[ACTIVITY LIST]
(A) Using the article on employer-paid injury costs, explain why it is legal for an employer to pay a worker's medical and like expenses. Answer in one to three sentences.
(B) From the article on employer-paid injury costs, copy the passage from "The employer was" to "and light duties." word for word.

[TEXT SECTION]

Published: 25 October 2019
My employer is paying my medical expenses and wages but I don’t have a WorkCover claim
I recently spoke with a new client who had sustained a shoulder injury at work. He was getting his medical and like expenses paid by his employer, and the employer paid for surgery to the shoulder which would have cost many thousands of dollars.
The employer was also paying the worker’s wages, both when he was unable to work at all due to the injury and now that the worker is back on partial hours and light duties.
A few questions arise from this scenario. Is it legal for an employer to pay medical and like expenses and wages? Secondly, is it a good or bad thing for the worker and could it cause difficulties at a later date?
Is this approach legal?
This is not to be confused with the employer paying the WorkCover claim excess. Many employers will be required to pay the first $707 (indexed annually) of medical and like expenses of the claim as well as the first 10 days of incapacity, before the WorkCover insurer takes over the claim.
The employer is entitled to pay “gratuitous medical, hospital, nursing, ambulance, personal and household or occupational rehabilitation services” for a worker. That means, yes, it is legal for an employer to pay for medical and like expenses. Sometimes the provision of these services by an employer is done as a genuine gesture of assistance, other times it is part of an attempt to avoid a WorkCover claim or to steer the worker towards a health practitioner who is familiar with the employer.
It’s important to note that it is not legal for an employer to discourage you from making a WorkCover claim if you wish to do so. It is also improper for an employer to force you to see a doctor of their choosing to the exclusion of your own doctor. However, an employer can have you medically examined for the purpose of assessing your capacity for work.
Is it a good or a bad thing for a worker?

[SUPPLIED ENTRIES]

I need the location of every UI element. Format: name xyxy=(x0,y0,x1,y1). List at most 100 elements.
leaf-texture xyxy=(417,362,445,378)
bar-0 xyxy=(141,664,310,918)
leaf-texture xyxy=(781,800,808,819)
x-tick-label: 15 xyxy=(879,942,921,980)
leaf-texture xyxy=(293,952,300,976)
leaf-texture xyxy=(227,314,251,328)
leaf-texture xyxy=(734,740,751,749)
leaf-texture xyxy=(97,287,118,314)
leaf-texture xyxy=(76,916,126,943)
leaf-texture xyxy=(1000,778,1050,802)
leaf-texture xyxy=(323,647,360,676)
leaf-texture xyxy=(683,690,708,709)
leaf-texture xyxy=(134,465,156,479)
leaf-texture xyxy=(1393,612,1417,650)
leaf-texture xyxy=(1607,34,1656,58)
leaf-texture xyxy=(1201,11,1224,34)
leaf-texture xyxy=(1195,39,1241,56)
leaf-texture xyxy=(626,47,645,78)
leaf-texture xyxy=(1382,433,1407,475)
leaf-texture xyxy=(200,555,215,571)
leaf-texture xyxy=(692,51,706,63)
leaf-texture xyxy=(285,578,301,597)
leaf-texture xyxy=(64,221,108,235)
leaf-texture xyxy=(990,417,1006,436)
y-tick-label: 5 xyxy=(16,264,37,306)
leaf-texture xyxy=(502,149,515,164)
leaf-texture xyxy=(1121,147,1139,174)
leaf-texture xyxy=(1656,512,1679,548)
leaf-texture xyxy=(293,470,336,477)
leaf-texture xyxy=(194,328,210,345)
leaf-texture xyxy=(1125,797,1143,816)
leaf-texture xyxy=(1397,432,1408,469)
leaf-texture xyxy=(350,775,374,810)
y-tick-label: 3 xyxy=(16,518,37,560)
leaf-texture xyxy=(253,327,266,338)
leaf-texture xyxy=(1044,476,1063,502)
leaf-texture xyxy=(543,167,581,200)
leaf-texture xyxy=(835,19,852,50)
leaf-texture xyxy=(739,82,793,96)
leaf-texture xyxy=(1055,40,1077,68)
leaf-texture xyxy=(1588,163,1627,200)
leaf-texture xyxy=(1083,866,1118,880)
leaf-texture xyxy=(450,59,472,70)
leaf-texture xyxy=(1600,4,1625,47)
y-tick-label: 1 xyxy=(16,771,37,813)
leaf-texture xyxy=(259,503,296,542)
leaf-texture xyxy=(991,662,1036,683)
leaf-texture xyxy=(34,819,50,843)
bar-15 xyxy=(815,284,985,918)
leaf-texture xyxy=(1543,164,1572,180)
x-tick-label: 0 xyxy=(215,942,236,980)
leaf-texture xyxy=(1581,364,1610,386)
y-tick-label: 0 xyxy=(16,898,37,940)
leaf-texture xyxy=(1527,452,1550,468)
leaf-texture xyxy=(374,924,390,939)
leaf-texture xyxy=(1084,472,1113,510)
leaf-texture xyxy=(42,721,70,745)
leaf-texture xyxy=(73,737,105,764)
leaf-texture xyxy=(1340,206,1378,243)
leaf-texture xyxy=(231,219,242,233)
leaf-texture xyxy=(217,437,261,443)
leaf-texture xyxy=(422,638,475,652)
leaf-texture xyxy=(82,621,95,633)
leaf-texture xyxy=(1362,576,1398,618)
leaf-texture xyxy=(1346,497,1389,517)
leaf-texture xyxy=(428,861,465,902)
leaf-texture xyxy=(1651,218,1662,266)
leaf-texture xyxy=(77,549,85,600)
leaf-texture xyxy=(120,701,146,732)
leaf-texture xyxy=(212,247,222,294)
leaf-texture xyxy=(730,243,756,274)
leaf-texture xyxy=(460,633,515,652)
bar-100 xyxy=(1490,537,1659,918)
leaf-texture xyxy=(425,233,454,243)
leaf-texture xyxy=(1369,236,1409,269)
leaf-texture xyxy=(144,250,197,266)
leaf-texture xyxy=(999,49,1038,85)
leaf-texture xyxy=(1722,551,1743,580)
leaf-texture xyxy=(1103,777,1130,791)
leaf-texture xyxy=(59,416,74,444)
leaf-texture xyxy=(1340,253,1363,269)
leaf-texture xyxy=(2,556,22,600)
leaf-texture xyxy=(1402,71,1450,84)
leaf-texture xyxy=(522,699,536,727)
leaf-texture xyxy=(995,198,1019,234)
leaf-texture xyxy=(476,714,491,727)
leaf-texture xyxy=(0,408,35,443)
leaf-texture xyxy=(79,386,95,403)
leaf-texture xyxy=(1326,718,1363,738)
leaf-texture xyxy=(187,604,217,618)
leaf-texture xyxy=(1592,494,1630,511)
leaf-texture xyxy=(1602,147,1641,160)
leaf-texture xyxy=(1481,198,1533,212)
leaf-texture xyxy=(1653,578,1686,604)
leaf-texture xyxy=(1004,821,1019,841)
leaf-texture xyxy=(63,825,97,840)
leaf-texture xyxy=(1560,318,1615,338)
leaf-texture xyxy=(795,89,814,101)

[ANSWERS PER TASK]
(A) It is legal because the employer is entitled to pay "gratuitous medical, hospital, nursing, ambulance, personal and household or occupational rehabilitation services" for a worker.

(B)
The employer was also paying the worker’s wages, both when he was unable to work at all due to the injury and now that the worker is back on partial hours and light duties.